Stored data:
-- BEGIN --

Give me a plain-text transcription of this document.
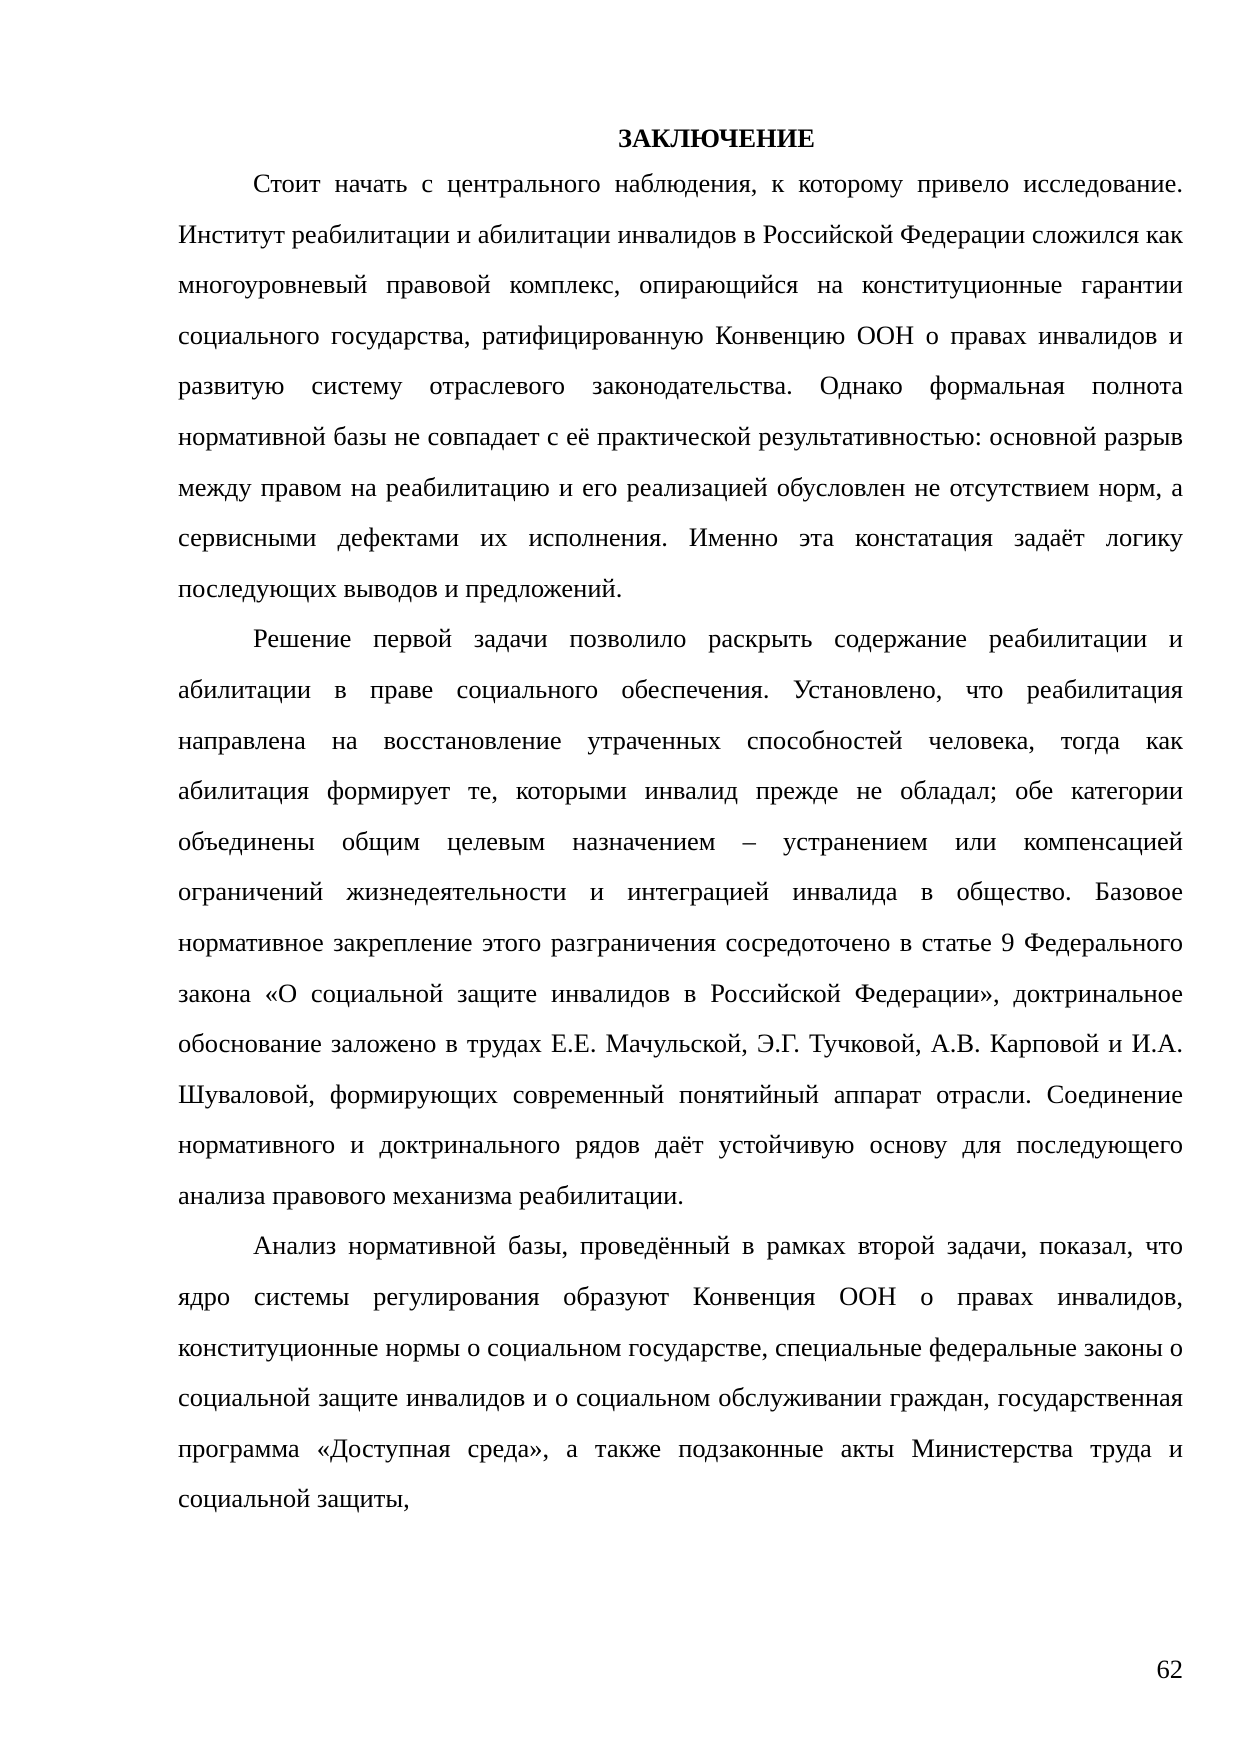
ЗАКЛЮЧЕНИЕ

Стоит начать с центрального наблюдения, к которому привело исследование. Институт реабилитации и абилитации инвалидов в Российской Федерации сложился как многоуровневый правовой комплекс, опирающийся на конституционные гарантии социального государства, ратифицированную Конвенцию ООН о правах инвалидов и развитую систему отраслевого законодательства. Однако формальная полнота нормативной базы не совпадает с её практической результативностью: основной разрыв между правом на реабилитацию и его реализацией обусловлен не отсутствием норм, а сервисными дефектами их исполнения. Именно эта констатация задаёт логику последующих выводов и предложений.

Решение первой задачи позволило раскрыть содержание реабилитации и абилитации в праве социального обеспечения. Установлено, что реабилитация направлена на восстановление утраченных способностей человека, тогда как абилитация формирует те, которыми инвалид прежде не обладал; обе категории объединены общим целевым назначением – устранением или компенсацией ограничений жизнедеятельности и интеграцией инвалида в общество. Базовое нормативное закрепление этого разграничения сосредоточено в статье 9 Федерального закона «О социальной защите инвалидов в Российской Федерации», доктринальное обоснование заложено в трудах Е.Е. Мачульской, Э.Г. Тучковой, А.В. Карповой и И.А. Шуваловой, формирующих современный понятийный аппарат отрасли. Соединение нормативного и доктринального рядов даёт устойчивую основу для последующего анализа правового механизма реабилитации.

Анализ нормативной базы, проведённый в рамках второй задачи, показал, что ядро системы регулирования образуют Конвенция ООН о правах инвалидов, конституционные нормы о социальном государстве, специальные федеральные законы о социальной защите инвалидов и о социальном обслуживании граждан, государственная программа «Доступная среда», а также подзаконные акты Министерства труда и социальной защиты,

62
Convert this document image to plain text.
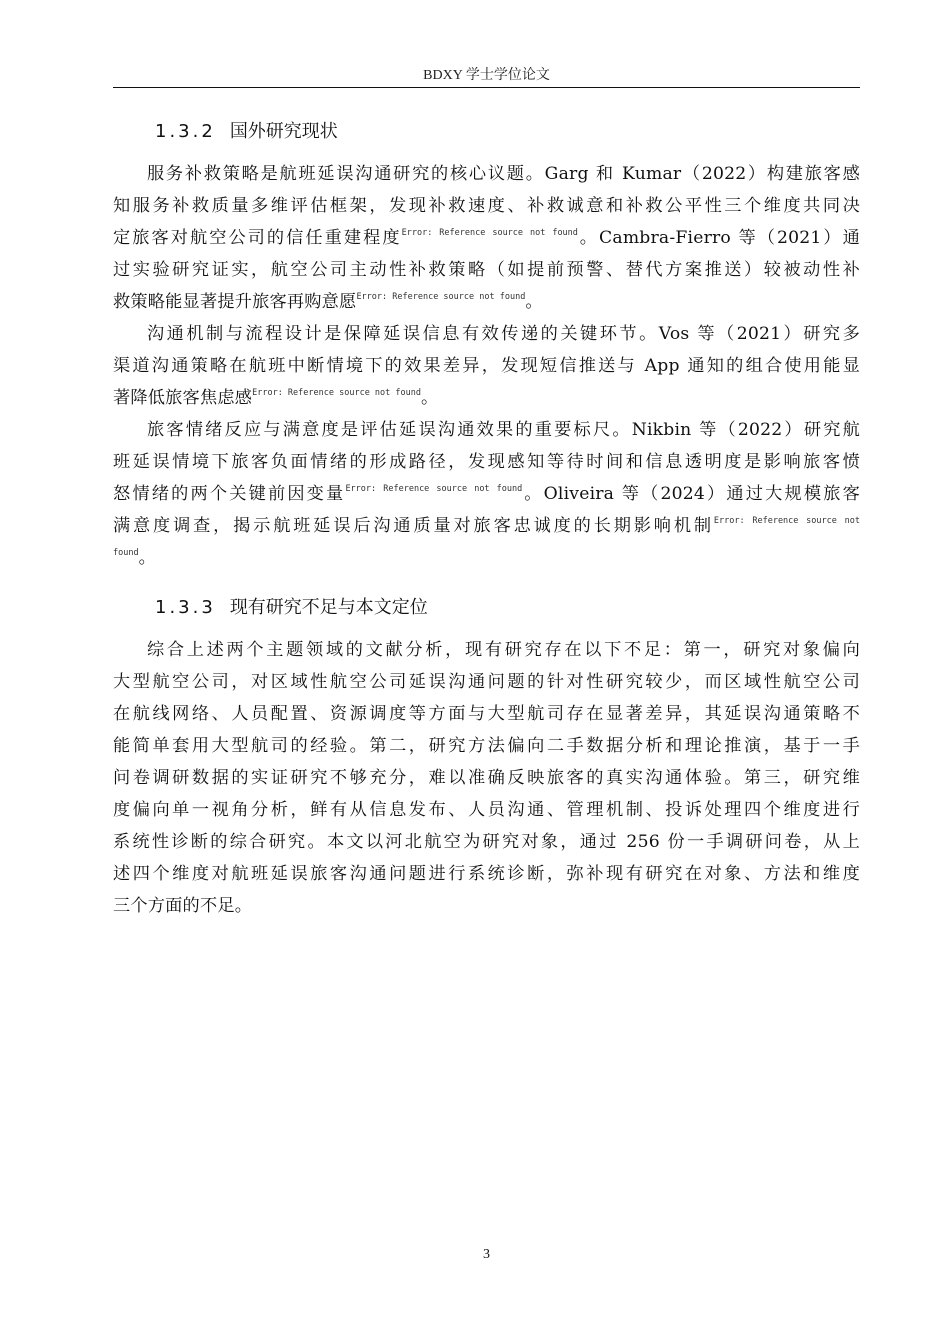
BDXY 学士学位论文
1.3.2 国外研究现状
服务补救策略是航班延误沟通研究的核心议题。Garg 和 Kumar（2022）构建旅客感
知服务补救质量多维评估框架，发现补救速度、补救诚意和补救公平性三个维度共同决
定旅客对航空公司的信任重建程度$^{Error: Reference source not found}$。Cambra-Fierro 等（2021）通
过实验研究证实，航空公司主动性补救策略（如提前预警、替代方案推送）较被动性补
救策略能显著提升旅客再购意愿$^{Error: Reference source not found}$。
沟通机制与流程设计是保障延误信息有效传递的关键环节。Vos 等（2021）研究多
渠道沟通策略在航班中断情境下的效果差异，发现短信推送与 App 通知的组合使用能显
著降低旅客焦虑感$^{Error: Reference source not found}$。
旅客情绪反应与满意度是评估延误沟通效果的重要标尺。Nikbin 等（2022）研究航
班延误情境下旅客负面情绪的形成路径，发现感知等待时间和信息透明度是影响旅客愤
怒情绪的两个关键前因变量$^{Error: Reference source not found}$。Oliveira 等（2024）通过大规模旅客
满意度调查，揭示航班延误后沟通质量对旅客忠诚度的长期影响机制$^{Error: Reference source not}$
$^{found}$。
1.3.3 现有研究不足与本文定位
综合上述两个主题领域的文献分析，现有研究存在以下不足：第一，研究对象偏向
大型航空公司，对区域性航空公司延误沟通问题的针对性研究较少，而区域性航空公司
在航线网络、人员配置、资源调度等方面与大型航司存在显著差异，其延误沟通策略不
能简单套用大型航司的经验。第二，研究方法偏向二手数据分析和理论推演，基于一手
问卷调研数据的实证研究不够充分，难以准确反映旅客的真实沟通体验。第三，研究维
度偏向单一视角分析，鲜有从信息发布、人员沟通、管理机制、投诉处理四个维度进行
系统性诊断的综合研究。本文以河北航空为研究对象，通过 256 份一手调研问卷，从上
述四个维度对航班延误旅客沟通问题进行系统诊断，弥补现有研究在对象、方法和维度
三个方面的不足。
3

-- END --

Pictures excluded, copy exactly the lines running from the one with "Convert this document image to plain text." through the last line of the material.

Convert this document image to plain text.
BDXY 学士学位论文
1.3.2 国外研究现状
服务补救策略是航班延误沟通研究的核心议题。Garg 和 Kumar（2022）构建旅客感
知服务补救质量多维评估框架，发现补救速度、补救诚意和补救公平性三个维度共同决
定旅客对航空公司的信任重建程度$^{Error: Reference source not found}$。Cambra-Fierro 等（2021）通
过实验研究证实，航空公司主动性补救策略（如提前预警、替代方案推送）较被动性补
救策略能显著提升旅客再购意愿$^{Error: Reference source not found}$。
沟通机制与流程设计是保障延误信息有效传递的关键环节。Vos 等（2021）研究多
渠道沟通策略在航班中断情境下的效果差异，发现短信推送与 App 通知的组合使用能显
著降低旅客焦虑感$^{Error: Reference source not found}$。
旅客情绪反应与满意度是评估延误沟通效果的重要标尺。Nikbin 等（2022）研究航
班延误情境下旅客负面情绪的形成路径，发现感知等待时间和信息透明度是影响旅客愤
怒情绪的两个关键前因变量$^{Error: Reference source not found}$。Oliveira 等（2024）通过大规模旅客
满意度调查，揭示航班延误后沟通质量对旅客忠诚度的长期影响机制$^{Error: Reference source not}$
$^{found}$。
1.3.3 现有研究不足与本文定位
综合上述两个主题领域的文献分析，现有研究存在以下不足：第一，研究对象偏向
大型航空公司，对区域性航空公司延误沟通问题的针对性研究较少，而区域性航空公司
在航线网络、人员配置、资源调度等方面与大型航司存在显著差异，其延误沟通策略不
能简单套用大型航司的经验。第二，研究方法偏向二手数据分析和理论推演，基于一手
问卷调研数据的实证研究不够充分，难以准确反映旅客的真实沟通体验。第三，研究维
度偏向单一视角分析，鲜有从信息发布、人员沟通、管理机制、投诉处理四个维度进行
系统性诊断的综合研究。本文以河北航空为研究对象，通过 256 份一手调研问卷，从上
述四个维度对航班延误旅客沟通问题进行系统诊断，弥补现有研究在对象、方法和维度
三个方面的不足。
3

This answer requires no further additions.